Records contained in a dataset
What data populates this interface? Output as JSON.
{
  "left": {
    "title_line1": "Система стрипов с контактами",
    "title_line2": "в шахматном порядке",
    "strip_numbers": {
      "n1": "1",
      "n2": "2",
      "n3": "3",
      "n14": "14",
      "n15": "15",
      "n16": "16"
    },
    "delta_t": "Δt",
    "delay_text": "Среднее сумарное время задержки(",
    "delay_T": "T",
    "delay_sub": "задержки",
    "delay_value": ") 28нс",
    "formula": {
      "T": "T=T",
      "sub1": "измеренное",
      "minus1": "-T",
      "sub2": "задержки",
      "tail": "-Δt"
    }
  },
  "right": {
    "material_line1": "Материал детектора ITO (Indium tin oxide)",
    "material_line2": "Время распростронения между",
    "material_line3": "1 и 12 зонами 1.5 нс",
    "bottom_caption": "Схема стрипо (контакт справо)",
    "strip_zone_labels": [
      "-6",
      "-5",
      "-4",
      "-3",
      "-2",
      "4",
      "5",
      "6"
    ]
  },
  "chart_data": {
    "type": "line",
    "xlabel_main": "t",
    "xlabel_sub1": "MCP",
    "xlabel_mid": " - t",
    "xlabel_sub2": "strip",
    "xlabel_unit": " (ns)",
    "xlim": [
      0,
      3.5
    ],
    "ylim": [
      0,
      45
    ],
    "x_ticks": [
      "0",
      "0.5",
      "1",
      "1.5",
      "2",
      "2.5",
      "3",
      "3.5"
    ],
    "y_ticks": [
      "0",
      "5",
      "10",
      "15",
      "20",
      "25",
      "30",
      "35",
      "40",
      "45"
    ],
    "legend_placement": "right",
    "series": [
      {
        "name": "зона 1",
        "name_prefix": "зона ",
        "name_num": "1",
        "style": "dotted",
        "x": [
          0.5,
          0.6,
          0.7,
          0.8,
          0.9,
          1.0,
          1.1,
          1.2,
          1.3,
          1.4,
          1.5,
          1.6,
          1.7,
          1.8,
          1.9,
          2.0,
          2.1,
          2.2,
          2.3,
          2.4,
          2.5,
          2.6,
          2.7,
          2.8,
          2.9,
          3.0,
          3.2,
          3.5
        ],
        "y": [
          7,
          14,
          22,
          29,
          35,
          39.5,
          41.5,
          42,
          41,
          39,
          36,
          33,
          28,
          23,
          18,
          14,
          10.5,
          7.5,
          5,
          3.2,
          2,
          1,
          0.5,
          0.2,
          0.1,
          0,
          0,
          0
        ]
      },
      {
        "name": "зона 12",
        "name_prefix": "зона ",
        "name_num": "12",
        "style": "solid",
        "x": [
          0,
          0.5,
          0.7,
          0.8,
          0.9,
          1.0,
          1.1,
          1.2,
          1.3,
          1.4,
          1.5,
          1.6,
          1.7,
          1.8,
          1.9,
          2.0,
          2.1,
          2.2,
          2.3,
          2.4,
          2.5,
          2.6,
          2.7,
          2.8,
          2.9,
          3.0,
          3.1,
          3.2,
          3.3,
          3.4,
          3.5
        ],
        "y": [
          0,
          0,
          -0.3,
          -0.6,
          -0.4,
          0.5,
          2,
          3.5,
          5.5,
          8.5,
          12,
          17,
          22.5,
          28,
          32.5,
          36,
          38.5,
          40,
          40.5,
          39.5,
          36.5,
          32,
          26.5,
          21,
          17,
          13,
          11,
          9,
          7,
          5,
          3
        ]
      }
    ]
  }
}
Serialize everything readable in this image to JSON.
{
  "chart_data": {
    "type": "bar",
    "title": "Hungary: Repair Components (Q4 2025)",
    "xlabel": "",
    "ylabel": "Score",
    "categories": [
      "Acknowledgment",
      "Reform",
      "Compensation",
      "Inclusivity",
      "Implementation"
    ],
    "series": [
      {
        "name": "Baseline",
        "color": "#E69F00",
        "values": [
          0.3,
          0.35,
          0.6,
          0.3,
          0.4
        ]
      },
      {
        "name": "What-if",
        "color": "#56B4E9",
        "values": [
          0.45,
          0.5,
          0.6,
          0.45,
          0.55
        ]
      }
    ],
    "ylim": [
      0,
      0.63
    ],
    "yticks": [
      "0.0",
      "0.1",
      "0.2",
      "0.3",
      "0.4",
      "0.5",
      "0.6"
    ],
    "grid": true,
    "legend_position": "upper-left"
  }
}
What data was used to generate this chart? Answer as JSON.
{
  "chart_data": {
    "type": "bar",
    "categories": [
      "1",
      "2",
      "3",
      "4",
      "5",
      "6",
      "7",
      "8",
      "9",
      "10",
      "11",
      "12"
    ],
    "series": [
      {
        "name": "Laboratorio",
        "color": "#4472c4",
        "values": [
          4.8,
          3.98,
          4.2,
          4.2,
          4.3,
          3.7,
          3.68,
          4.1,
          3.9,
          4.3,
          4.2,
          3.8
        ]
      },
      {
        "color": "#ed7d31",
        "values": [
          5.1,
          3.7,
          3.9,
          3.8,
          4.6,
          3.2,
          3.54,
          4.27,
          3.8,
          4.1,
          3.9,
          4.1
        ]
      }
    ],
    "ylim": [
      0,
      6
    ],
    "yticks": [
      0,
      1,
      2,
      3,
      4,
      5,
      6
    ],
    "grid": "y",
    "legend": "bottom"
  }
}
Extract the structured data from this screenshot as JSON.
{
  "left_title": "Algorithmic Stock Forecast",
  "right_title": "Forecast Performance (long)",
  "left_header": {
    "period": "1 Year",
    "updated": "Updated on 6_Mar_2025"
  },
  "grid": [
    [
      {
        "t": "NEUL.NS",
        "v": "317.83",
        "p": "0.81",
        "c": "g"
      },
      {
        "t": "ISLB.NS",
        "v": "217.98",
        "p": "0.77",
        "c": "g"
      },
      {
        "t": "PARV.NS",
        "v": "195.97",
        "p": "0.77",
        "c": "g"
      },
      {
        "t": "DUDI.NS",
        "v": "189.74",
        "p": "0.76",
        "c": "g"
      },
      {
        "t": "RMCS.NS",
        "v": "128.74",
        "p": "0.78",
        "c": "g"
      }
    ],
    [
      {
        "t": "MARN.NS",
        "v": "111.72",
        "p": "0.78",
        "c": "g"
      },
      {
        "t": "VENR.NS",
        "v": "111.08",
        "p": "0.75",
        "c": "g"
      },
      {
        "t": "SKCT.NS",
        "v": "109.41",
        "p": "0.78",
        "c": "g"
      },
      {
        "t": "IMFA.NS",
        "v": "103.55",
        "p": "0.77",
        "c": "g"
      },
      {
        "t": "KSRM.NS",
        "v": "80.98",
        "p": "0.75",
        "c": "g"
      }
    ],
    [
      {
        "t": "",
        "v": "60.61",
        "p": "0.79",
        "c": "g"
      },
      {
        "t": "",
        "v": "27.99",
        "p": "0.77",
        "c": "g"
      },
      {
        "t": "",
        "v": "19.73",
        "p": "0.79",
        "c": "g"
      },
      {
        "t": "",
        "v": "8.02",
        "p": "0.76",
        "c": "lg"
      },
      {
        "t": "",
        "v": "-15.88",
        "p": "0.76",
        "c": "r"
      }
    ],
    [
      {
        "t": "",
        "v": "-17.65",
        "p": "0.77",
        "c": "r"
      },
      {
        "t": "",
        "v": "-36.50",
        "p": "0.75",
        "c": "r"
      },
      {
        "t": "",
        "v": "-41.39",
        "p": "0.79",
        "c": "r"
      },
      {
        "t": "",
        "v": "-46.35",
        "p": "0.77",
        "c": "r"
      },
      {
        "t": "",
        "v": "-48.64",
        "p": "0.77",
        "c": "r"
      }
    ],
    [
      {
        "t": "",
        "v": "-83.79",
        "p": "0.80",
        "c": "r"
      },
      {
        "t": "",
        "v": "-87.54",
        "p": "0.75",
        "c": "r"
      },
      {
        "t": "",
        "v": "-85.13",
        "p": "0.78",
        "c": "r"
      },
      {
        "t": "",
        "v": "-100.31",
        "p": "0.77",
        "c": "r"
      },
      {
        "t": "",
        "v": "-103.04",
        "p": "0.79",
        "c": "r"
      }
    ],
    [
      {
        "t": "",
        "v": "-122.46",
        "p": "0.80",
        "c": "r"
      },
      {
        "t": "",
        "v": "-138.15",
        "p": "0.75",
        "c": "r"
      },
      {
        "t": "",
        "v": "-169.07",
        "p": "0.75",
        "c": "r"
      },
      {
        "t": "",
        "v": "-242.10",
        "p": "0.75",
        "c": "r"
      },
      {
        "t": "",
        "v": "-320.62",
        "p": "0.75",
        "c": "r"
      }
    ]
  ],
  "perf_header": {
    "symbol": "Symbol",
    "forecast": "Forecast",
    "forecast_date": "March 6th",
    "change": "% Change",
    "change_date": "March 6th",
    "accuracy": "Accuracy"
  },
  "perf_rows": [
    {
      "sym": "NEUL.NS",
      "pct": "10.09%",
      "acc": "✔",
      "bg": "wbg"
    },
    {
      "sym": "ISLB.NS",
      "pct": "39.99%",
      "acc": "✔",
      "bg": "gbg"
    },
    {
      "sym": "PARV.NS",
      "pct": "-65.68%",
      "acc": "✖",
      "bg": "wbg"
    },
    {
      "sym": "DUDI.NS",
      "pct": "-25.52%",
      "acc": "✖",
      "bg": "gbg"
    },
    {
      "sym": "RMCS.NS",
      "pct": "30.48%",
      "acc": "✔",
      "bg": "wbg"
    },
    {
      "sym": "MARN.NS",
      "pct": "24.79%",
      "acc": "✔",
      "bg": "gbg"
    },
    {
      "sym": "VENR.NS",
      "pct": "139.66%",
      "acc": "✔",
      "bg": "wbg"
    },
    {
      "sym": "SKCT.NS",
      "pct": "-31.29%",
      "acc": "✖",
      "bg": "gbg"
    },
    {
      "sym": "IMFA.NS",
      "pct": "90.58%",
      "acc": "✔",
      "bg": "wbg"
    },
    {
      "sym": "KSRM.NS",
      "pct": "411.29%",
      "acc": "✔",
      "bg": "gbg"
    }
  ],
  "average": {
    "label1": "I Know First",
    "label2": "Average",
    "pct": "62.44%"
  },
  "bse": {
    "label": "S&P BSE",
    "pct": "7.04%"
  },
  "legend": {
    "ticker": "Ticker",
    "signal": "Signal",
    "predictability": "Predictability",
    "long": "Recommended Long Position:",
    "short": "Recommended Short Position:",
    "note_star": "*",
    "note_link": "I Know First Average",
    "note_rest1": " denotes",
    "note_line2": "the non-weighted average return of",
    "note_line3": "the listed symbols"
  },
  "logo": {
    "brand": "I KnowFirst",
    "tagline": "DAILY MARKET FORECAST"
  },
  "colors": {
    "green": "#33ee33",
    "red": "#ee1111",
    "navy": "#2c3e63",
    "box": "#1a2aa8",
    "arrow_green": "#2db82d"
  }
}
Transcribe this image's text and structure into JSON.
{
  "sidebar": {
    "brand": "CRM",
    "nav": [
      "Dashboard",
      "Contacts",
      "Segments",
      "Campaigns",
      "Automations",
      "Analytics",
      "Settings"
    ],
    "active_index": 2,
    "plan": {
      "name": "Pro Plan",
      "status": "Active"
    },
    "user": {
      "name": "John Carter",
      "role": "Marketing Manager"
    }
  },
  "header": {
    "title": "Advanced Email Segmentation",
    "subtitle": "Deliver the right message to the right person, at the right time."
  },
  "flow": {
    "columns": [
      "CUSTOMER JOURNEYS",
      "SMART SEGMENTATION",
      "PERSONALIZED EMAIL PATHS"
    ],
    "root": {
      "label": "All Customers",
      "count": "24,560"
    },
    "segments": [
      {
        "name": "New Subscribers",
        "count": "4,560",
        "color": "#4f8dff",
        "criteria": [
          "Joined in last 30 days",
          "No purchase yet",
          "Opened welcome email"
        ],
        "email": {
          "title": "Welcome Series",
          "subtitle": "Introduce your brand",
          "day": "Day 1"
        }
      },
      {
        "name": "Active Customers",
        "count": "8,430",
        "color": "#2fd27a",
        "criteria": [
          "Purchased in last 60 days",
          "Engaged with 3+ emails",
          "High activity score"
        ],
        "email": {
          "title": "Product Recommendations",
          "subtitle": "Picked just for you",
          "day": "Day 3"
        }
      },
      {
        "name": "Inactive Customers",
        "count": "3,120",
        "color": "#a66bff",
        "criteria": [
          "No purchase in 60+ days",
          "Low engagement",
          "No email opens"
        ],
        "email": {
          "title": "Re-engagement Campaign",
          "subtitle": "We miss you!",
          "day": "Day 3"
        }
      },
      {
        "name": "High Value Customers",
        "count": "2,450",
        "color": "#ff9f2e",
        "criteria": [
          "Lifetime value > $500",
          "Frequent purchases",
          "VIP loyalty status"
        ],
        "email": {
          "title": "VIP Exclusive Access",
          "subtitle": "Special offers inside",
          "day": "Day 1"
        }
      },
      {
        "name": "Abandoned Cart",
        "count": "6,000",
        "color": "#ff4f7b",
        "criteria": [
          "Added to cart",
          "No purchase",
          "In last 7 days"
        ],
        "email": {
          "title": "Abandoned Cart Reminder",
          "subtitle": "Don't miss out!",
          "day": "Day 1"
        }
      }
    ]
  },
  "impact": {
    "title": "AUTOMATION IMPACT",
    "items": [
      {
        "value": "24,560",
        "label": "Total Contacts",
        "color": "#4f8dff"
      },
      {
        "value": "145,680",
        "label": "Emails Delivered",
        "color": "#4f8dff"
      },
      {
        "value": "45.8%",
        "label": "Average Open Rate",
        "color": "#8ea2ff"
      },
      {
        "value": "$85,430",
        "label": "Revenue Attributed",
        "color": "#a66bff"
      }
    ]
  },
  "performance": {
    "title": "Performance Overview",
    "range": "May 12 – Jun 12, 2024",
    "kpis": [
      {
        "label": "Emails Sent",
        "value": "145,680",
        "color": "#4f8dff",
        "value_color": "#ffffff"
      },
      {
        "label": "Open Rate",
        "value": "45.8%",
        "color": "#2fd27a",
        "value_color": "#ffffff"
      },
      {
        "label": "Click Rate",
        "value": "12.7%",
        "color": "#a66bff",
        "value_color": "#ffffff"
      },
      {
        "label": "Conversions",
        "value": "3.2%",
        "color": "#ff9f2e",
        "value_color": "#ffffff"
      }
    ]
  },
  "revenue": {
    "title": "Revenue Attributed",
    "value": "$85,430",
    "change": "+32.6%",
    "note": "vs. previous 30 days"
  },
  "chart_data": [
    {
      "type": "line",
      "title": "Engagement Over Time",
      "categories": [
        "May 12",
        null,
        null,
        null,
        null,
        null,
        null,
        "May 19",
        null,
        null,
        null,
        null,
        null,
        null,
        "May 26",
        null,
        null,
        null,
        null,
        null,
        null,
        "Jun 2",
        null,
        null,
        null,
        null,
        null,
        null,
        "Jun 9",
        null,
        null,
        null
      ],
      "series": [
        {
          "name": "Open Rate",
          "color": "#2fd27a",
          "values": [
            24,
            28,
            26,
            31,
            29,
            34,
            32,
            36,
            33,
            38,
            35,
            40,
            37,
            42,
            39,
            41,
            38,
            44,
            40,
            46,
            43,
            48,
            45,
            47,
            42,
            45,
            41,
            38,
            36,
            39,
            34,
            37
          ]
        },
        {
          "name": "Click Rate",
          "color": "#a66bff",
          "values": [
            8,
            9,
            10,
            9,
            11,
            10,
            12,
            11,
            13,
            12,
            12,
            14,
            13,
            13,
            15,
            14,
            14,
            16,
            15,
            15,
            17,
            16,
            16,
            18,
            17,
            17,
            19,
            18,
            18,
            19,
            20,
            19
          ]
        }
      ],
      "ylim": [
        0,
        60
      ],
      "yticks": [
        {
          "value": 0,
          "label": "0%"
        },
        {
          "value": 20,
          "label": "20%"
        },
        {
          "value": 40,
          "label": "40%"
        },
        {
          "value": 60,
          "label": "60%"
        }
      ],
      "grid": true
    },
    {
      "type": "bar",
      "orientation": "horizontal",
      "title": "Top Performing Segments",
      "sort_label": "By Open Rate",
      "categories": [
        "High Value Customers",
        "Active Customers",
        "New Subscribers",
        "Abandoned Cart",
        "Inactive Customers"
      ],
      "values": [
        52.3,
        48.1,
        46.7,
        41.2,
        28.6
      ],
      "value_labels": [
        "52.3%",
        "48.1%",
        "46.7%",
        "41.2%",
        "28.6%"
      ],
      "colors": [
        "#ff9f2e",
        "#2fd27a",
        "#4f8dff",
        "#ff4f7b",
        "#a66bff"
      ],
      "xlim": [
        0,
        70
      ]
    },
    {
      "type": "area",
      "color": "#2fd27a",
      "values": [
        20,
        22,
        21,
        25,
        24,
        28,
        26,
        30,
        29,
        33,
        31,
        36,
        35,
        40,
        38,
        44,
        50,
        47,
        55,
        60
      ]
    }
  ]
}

_What is required:_ What is the number of lines in these records that contain "задержки"? Reply with the number only.

_Reply:_ 3